=== 练习短文 ===
* * * * *
作为工程化微生物的替代方案,细胞游离系统作为工具包在非生理条件下开发更复杂合成方案方面日益重要。酶工程使得在非自然条件下开发新型反应成为可能。细胞游离系统已实现从葡萄糖、小有机酸和乙烯酯等多种底物生物合成3-HBA及其衍生物。然而,利用短链脂肪醇(如乙醇)通过体外合成代谢途径合成3-HBA仍然面临挑战,主要限制在于从醇形成酰基辅酶A(Acyl-CoA)所需的氧化酰化步骤能垒较高,以及氧化还原失衡问题。
酶固定化到多孔载体上成为解决这些障碍的方案。固定化不仅能增强酶稳定性,还将生物催化剂整合到流动系统中。多酶系统在多孔载体内的空间组织还可以改善活性位点之间的中间体传递,创造有利的颗粒内中间体和辅因子梯度,从而增强整体反应动力学。
* * * * *
=== 所给数据 ===
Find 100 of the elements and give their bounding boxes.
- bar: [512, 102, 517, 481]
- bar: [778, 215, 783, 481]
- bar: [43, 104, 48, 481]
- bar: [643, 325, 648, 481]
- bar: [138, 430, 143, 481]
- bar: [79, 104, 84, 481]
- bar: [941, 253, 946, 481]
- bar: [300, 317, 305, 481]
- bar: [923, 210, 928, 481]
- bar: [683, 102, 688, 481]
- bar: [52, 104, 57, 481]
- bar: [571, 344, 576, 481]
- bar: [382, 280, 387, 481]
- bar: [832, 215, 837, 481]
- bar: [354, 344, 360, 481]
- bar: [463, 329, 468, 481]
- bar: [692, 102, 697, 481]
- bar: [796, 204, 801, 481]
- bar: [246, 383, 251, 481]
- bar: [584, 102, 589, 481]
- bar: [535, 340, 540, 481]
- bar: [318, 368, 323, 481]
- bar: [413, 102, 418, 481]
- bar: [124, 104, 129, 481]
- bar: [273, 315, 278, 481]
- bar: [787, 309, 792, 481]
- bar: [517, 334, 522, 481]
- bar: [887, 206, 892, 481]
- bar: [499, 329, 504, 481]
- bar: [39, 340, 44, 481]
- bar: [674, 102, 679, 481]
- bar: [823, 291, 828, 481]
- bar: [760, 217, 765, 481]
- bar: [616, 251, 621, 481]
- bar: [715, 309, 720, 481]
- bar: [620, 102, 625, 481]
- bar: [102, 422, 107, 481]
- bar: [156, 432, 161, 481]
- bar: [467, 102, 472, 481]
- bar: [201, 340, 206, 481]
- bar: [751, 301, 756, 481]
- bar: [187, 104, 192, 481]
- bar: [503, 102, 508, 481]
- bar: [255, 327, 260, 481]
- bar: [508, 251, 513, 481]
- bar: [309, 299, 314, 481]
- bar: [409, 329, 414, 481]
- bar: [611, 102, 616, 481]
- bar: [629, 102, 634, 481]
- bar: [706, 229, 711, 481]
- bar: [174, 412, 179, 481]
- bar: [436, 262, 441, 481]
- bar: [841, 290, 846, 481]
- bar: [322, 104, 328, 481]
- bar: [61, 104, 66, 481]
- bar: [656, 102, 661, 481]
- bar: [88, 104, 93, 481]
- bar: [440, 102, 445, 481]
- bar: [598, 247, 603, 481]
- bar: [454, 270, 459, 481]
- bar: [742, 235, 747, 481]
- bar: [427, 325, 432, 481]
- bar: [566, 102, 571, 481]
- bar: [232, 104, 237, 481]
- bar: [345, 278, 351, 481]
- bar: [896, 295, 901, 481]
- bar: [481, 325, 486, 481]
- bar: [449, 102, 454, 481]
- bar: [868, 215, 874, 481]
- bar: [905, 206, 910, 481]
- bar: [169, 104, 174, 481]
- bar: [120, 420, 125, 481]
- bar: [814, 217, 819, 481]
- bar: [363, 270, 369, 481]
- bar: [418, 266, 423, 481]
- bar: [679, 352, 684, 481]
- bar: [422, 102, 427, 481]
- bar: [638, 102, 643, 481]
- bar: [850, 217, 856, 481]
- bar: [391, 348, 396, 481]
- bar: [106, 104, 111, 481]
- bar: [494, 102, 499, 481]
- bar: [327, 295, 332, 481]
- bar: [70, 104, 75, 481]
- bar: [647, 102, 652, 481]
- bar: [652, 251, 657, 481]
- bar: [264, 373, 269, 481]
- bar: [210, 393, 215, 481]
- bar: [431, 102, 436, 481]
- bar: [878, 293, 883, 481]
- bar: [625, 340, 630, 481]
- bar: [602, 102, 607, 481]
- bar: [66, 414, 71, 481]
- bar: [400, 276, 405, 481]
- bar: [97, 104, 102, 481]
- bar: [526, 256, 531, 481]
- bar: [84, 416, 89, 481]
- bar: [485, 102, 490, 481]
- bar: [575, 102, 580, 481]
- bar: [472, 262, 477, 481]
* * * * *
=== 练习活动 ===
1. 根据关于细胞游离系统的短文回答：
(a) 细胞游离系统是作为什么的替代方案提出的？
(b) 细胞游离系统已能从哪些底物生物合成3-HBA及其衍生物？
(c) 以乙醇体外合成3-HBA主要受哪两方面限制？
2. 列出关于细胞游离系统的短文中，酶固定化及多酶系统在多孔载体内的空间组织所带来的全部好处。
3. 从关于细胞游离系统与酶固定化的短文最后一句之后接着写下去。
这些数据另有出处，与短文无关。

=== 参考答案 ===
1.
(a) 工程化微生物。
(b) 葡萄糖、小有机酸和乙烯酯等。
(c) 一是从醇形成酰基辅酶A所需的氧化酰化步骤能垒较高，二是氧化还原失衡问题。

2. 增强酶稳定性；将生物催化剂整合到流动系统中；改善活性位点之间的中间体传递；创造有利的颗粒内中间体和辅因子梯度；增强整体反应动力学。

3.
结果
工程化沙门氏菌CoA酰化脱氢酶(ΔNPduP)的动力学和底物范围
来自肠道沙门氏菌(Salmonella enterica)的CoA酰化丙醛脱氢酶(SePduP)催化丙醛氧化为丙酰辅酶A(Propionyl-CoA),使用NAD+作为电子受体,CoA作为酰基受体。本研究制备了N端截短版本ΔNPduP,其溶解度比野生型变体高10倍。该工程化酶表现出广泛的醛范围,对丙醛(2b)的比活性为130 U mg–1。ΔNPduP对短链脂肪醛表现出中等到高的相对活性(>40%),但对大位阻脂肪醛和芳香醛相对活性较低(<20%)。该酶偏好NAD+而非NADP+,因子为10。使用三(2-羧乙基)膦(TCEP)可实现97%的丙酰辅酶A分析产率。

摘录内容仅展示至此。